§ Work to complete: Using the material below, work out how many lines contain the word "this". Reply with the number and nothing more.

§ Data:
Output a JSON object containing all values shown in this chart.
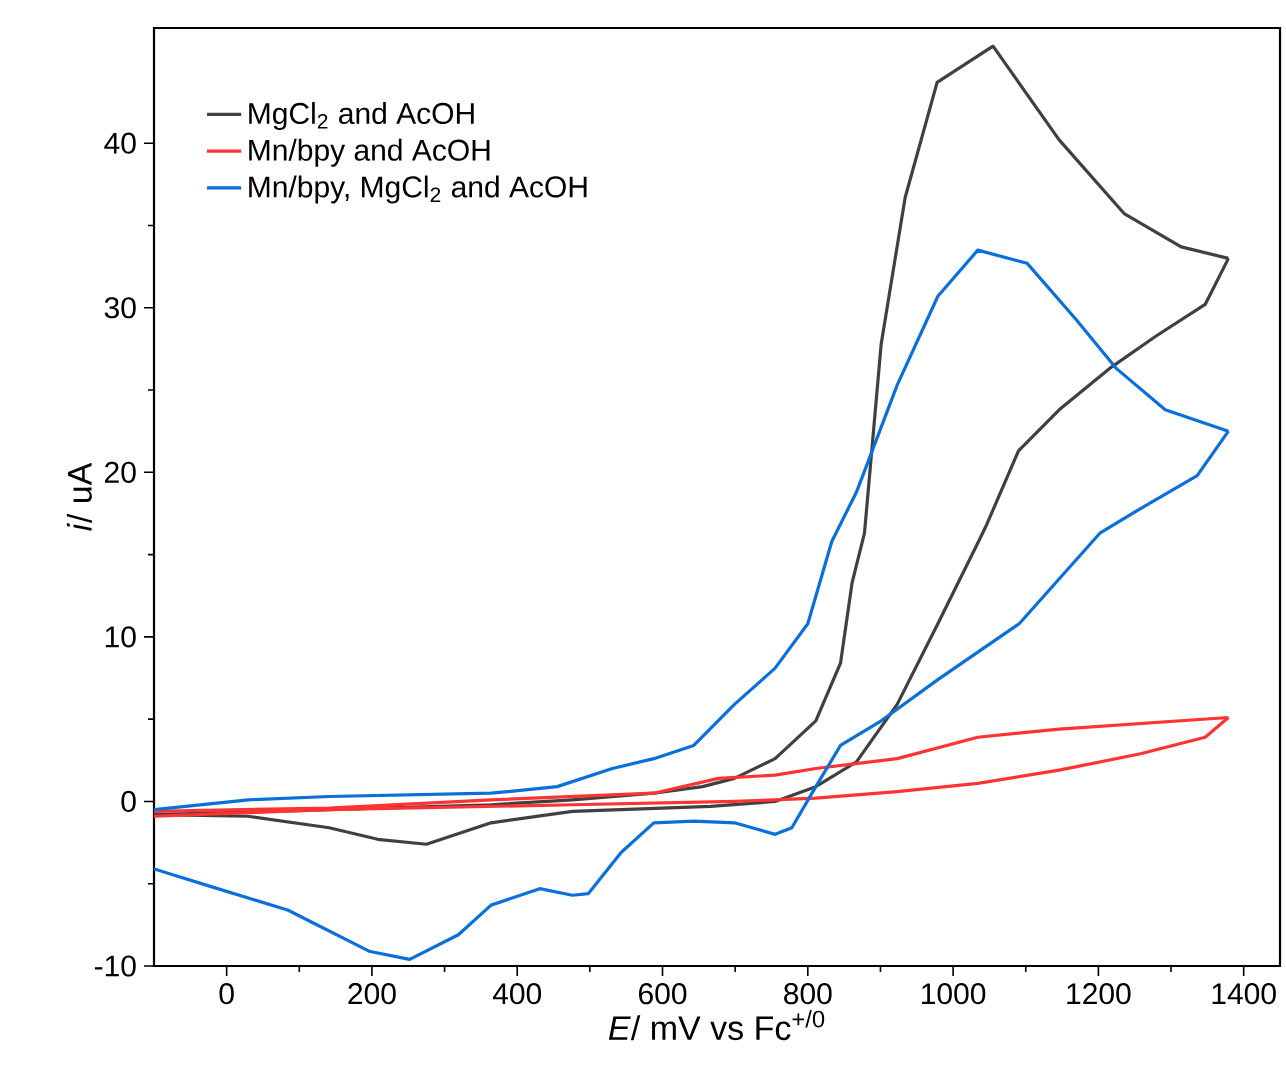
{
  "chart_data": {
    "type": "line",
    "xlabel": "*E*/ mV vs Fc$^{+/0}$",
    "ylabel": "*i*/ uA",
    "xlim": [
      -100,
      1450
    ],
    "ylim": [
      -10,
      47
    ],
    "xticks": [
      0,
      200,
      400,
      600,
      800,
      1000,
      1200,
      1400
    ],
    "yticks": [
      -10,
      0,
      10,
      20,
      30,
      40
    ],
    "grid": false,
    "legend": "top left",
    "line_style": "solid",
    "series": [
      {
        "name": "MgCl$_{2}$ and AcOH",
        "color": "#404040",
        "x": [
          -100,
          141,
          364,
          476,
          588,
          655,
          699,
          755,
          811,
          845,
          861,
          878,
          901,
          934,
          978,
          1055,
          1146,
          1236,
          1314,
          1379
        ],
        "values": [
          -0.8,
          -0.5,
          -0.2,
          0.1,
          0.5,
          0.9,
          1.4,
          2.6,
          4.9,
          8.4,
          13.3,
          16.3,
          27.8,
          36.7,
          43.7,
          45.9,
          40.2,
          35.7,
          33.7,
          33.0
        ]
      },
      {
        "color": "#404040",
        "x": [
          1379,
          1347,
          1280,
          1215,
          1146,
          1090,
          1046,
          1035,
          979,
          923,
          867,
          811,
          755,
          666,
          476,
          364,
          275,
          208,
          141,
          29,
          -100
        ],
        "values": [
          33.0,
          30.2,
          28.3,
          26.3,
          23.8,
          21.3,
          16.8,
          15.8,
          10.8,
          5.9,
          2.4,
          0.9,
          0.0,
          -0.3,
          -0.6,
          -1.3,
          -2.6,
          -2.3,
          -1.6,
          -0.9,
          -0.8
        ]
      },
      {
        "name": "Mn/bpy and AcOH",
        "color": "#ff3333",
        "x": [
          -100,
          141,
          364,
          588,
          677,
          755,
          811,
          923,
          1034,
          1146,
          1379
        ],
        "values": [
          -0.6,
          -0.4,
          0.1,
          0.5,
          1.4,
          1.6,
          2.0,
          2.6,
          3.9,
          4.4,
          5.1
        ]
      },
      {
        "color": "#ff3333",
        "x": [
          1379,
          1347,
          1258,
          1146,
          1034,
          923,
          811,
          699,
          476,
          141,
          -100
        ],
        "values": [
          5.1,
          3.9,
          2.9,
          1.9,
          1.1,
          0.6,
          0.2,
          0.0,
          -0.2,
          -0.5,
          -0.9
        ]
      },
      {
        "name": "Mn/bpy, MgCl$_{2}$ and AcOH",
        "color": "#0a6fd8",
        "x": [
          -100,
          30,
          141,
          364,
          455,
          531,
          588,
          643,
          699,
          755,
          800,
          833,
          867,
          923,
          979,
          1034,
          1102,
          1169,
          1225,
          1292,
          1379
        ],
        "values": [
          -0.5,
          0.1,
          0.3,
          0.5,
          0.9,
          2.0,
          2.6,
          3.4,
          5.9,
          8.1,
          10.8,
          15.8,
          18.8,
          25.3,
          30.7,
          33.5,
          32.7,
          29.3,
          26.3,
          23.8,
          22.5
        ]
      },
      {
        "color": "#0a6fd8",
        "x": [
          1379,
          1336,
          1258,
          1202,
          1091,
          979,
          901,
          845,
          811,
          778,
          755,
          699,
          643,
          588,
          543,
          498,
          476,
          431,
          364,
          319,
          252,
          196,
          84,
          -27,
          -100
        ],
        "values": [
          22.5,
          19.8,
          17.8,
          16.3,
          10.8,
          7.4,
          4.9,
          3.4,
          0.9,
          -1.6,
          -2.0,
          -1.3,
          -1.2,
          -1.3,
          -3.1,
          -5.6,
          -5.7,
          -5.3,
          -6.3,
          -8.1,
          -9.6,
          -9.1,
          -6.6,
          -5.1,
          -4.1
        ]
      }
    ]
  }
}
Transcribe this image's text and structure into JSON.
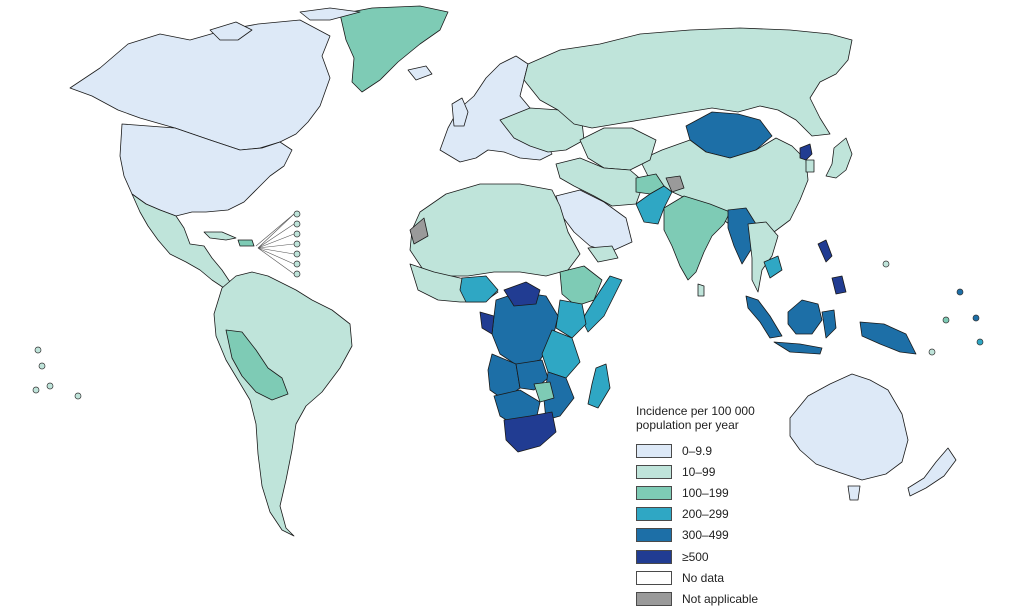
{
  "legend": {
    "title_line1": "Incidence per 100 000",
    "title_line2": "population per year",
    "items": [
      {
        "label": "0–9.9",
        "color": "#dde9f7"
      },
      {
        "label": "10–99",
        "color": "#bfe4da"
      },
      {
        "label": "100–199",
        "color": "#7ecbb5"
      },
      {
        "label": "200–299",
        "color": "#2fa7c4"
      },
      {
        "label": "300–499",
        "color": "#1d6fa7"
      },
      {
        "label": "≥500",
        "color": "#213c92"
      },
      {
        "label": "No data",
        "color": "#ffffff"
      },
      {
        "label": "Not applicable",
        "color": "#9a9a9a"
      }
    ]
  },
  "map_colors": {
    "c0": "#dde9f7",
    "c1": "#bfe4da",
    "c2": "#7ecbb5",
    "c3": "#2fa7c4",
    "c4": "#1d6fa7",
    "c5": "#213c92",
    "na": "#9a9a9a"
  }
}
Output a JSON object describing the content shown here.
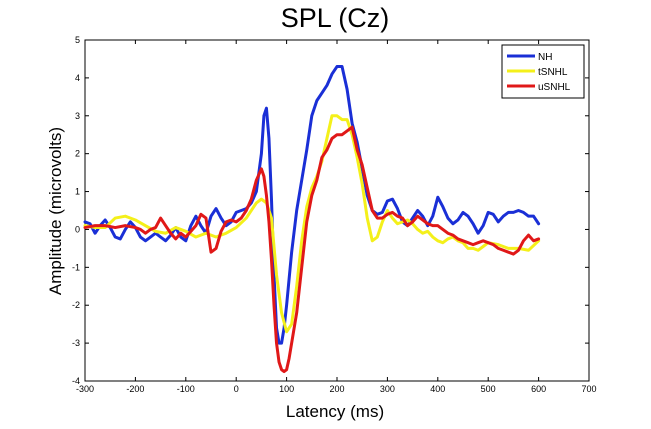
{
  "chart_data": {
    "type": "line",
    "title": "SPL (Cz)",
    "xlabel": "Latency (ms)",
    "ylabel": "Amplitude (microvolts)",
    "xlim": [
      -300,
      700
    ],
    "ylim": [
      -4,
      5
    ],
    "xticks": [
      -300,
      -200,
      -100,
      0,
      100,
      200,
      300,
      400,
      500,
      600,
      700
    ],
    "yticks": [
      -4,
      -3,
      -2,
      -1,
      0,
      1,
      2,
      3,
      4,
      5
    ],
    "grid": false,
    "legend_position": "top-right",
    "series": [
      {
        "name": "NH",
        "color": "#1a2fd6",
        "x": [
          -300,
          -290,
          -280,
          -270,
          -260,
          -250,
          -240,
          -230,
          -220,
          -210,
          -200,
          -190,
          -180,
          -170,
          -160,
          -150,
          -140,
          -130,
          -120,
          -110,
          -100,
          -90,
          -80,
          -70,
          -60,
          -50,
          -40,
          -30,
          -20,
          -10,
          0,
          10,
          20,
          30,
          40,
          50,
          55,
          60,
          65,
          70,
          75,
          80,
          85,
          90,
          95,
          100,
          110,
          120,
          130,
          140,
          150,
          160,
          170,
          180,
          190,
          200,
          210,
          220,
          230,
          240,
          250,
          260,
          270,
          280,
          290,
          300,
          310,
          320,
          330,
          340,
          350,
          360,
          370,
          380,
          390,
          400,
          410,
          420,
          430,
          440,
          450,
          460,
          470,
          480,
          490,
          500,
          510,
          520,
          530,
          540,
          550,
          560,
          570,
          580,
          590,
          600
        ],
        "y": [
          0.2,
          0.15,
          -0.1,
          0.1,
          0.25,
          0.05,
          -0.2,
          -0.25,
          0.0,
          0.2,
          0.05,
          -0.2,
          -0.3,
          -0.2,
          -0.1,
          -0.2,
          -0.3,
          -0.15,
          0.05,
          -0.2,
          -0.3,
          0.1,
          0.35,
          0.1,
          -0.1,
          0.35,
          0.55,
          0.3,
          0.1,
          0.2,
          0.45,
          0.5,
          0.55,
          0.7,
          1.0,
          2.0,
          3.0,
          3.2,
          2.4,
          0.8,
          -1.2,
          -2.6,
          -3.0,
          -3.0,
          -2.6,
          -2.0,
          -0.6,
          0.5,
          1.3,
          2.1,
          3.0,
          3.4,
          3.6,
          3.8,
          4.1,
          4.3,
          4.3,
          3.7,
          2.8,
          2.3,
          1.6,
          0.9,
          0.5,
          0.4,
          0.45,
          0.75,
          0.8,
          0.55,
          0.2,
          0.1,
          0.3,
          0.5,
          0.35,
          0.1,
          0.35,
          0.85,
          0.6,
          0.3,
          0.15,
          0.25,
          0.45,
          0.35,
          0.15,
          -0.1,
          0.1,
          0.45,
          0.4,
          0.2,
          0.35,
          0.45,
          0.45,
          0.5,
          0.45,
          0.35,
          0.35,
          0.15
        ]
      },
      {
        "name": "tSNHL",
        "color": "#f4f01a",
        "x": [
          -300,
          -280,
          -260,
          -240,
          -220,
          -200,
          -180,
          -160,
          -140,
          -120,
          -100,
          -80,
          -60,
          -40,
          -20,
          0,
          20,
          40,
          50,
          60,
          70,
          80,
          90,
          100,
          110,
          120,
          130,
          140,
          150,
          160,
          170,
          180,
          190,
          200,
          210,
          220,
          230,
          240,
          250,
          260,
          270,
          280,
          290,
          300,
          310,
          320,
          330,
          340,
          350,
          360,
          370,
          380,
          390,
          400,
          410,
          420,
          430,
          440,
          450,
          460,
          470,
          480,
          490,
          500,
          520,
          540,
          560,
          580,
          600
        ],
        "y": [
          0.1,
          0.05,
          0.05,
          0.3,
          0.35,
          0.25,
          0.1,
          -0.05,
          -0.1,
          0.05,
          -0.05,
          -0.2,
          -0.1,
          -0.2,
          -0.1,
          0.05,
          0.3,
          0.7,
          0.8,
          0.7,
          0.3,
          -1.2,
          -2.2,
          -2.7,
          -2.5,
          -1.5,
          -0.3,
          0.6,
          1.1,
          1.4,
          1.8,
          2.4,
          3.0,
          3.0,
          2.9,
          2.9,
          2.5,
          1.9,
          1.2,
          0.3,
          -0.3,
          -0.2,
          0.2,
          0.5,
          0.3,
          0.15,
          0.2,
          0.25,
          0.15,
          0.0,
          -0.1,
          -0.05,
          -0.2,
          -0.3,
          -0.35,
          -0.25,
          -0.2,
          -0.3,
          -0.35,
          -0.5,
          -0.5,
          -0.55,
          -0.45,
          -0.35,
          -0.4,
          -0.5,
          -0.5,
          -0.55,
          -0.3
        ]
      },
      {
        "name": "uSNHL",
        "color": "#e01818",
        "x": [
          -300,
          -280,
          -260,
          -240,
          -220,
          -200,
          -190,
          -180,
          -170,
          -160,
          -150,
          -140,
          -130,
          -120,
          -110,
          -100,
          -90,
          -80,
          -70,
          -60,
          -50,
          -40,
          -30,
          -20,
          -10,
          0,
          10,
          20,
          30,
          40,
          50,
          55,
          60,
          65,
          70,
          75,
          80,
          85,
          90,
          95,
          100,
          105,
          110,
          120,
          130,
          140,
          150,
          160,
          170,
          180,
          190,
          200,
          210,
          220,
          230,
          240,
          250,
          260,
          270,
          280,
          290,
          300,
          310,
          320,
          330,
          340,
          350,
          360,
          370,
          380,
          390,
          400,
          410,
          420,
          430,
          440,
          450,
          460,
          470,
          480,
          490,
          500,
          510,
          520,
          530,
          540,
          550,
          560,
          570,
          580,
          590,
          600
        ],
        "y": [
          0.05,
          0.1,
          0.1,
          0.05,
          0.1,
          0.05,
          0.0,
          -0.1,
          0.0,
          0.05,
          0.3,
          0.1,
          -0.1,
          -0.25,
          -0.1,
          -0.2,
          -0.05,
          0.1,
          0.4,
          0.3,
          -0.6,
          -0.5,
          -0.05,
          0.2,
          0.25,
          0.2,
          0.3,
          0.5,
          0.8,
          1.3,
          1.6,
          1.4,
          0.9,
          0.2,
          -0.8,
          -2.0,
          -3.0,
          -3.5,
          -3.7,
          -3.75,
          -3.7,
          -3.4,
          -3.0,
          -2.2,
          -1.0,
          0.2,
          0.9,
          1.3,
          1.9,
          2.1,
          2.4,
          2.5,
          2.5,
          2.6,
          2.7,
          2.1,
          1.7,
          1.1,
          0.5,
          0.3,
          0.3,
          0.4,
          0.45,
          0.35,
          0.3,
          0.1,
          0.2,
          0.35,
          0.25,
          0.15,
          0.1,
          0.1,
          0.0,
          -0.1,
          -0.15,
          -0.25,
          -0.3,
          -0.35,
          -0.4,
          -0.35,
          -0.3,
          -0.35,
          -0.4,
          -0.5,
          -0.55,
          -0.6,
          -0.65,
          -0.55,
          -0.3,
          -0.15,
          -0.3,
          -0.25
        ]
      }
    ]
  }
}
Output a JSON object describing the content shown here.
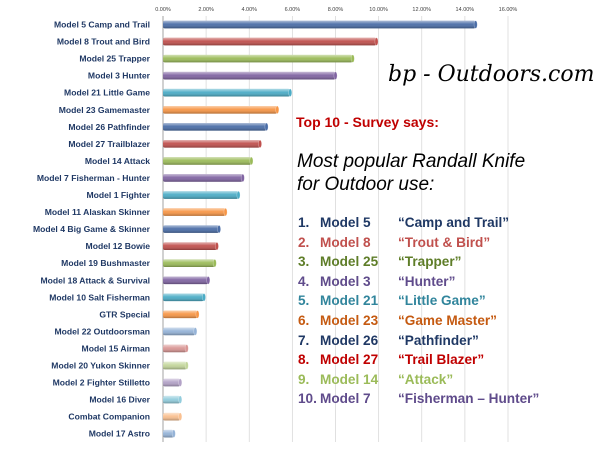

§ Correct response: 2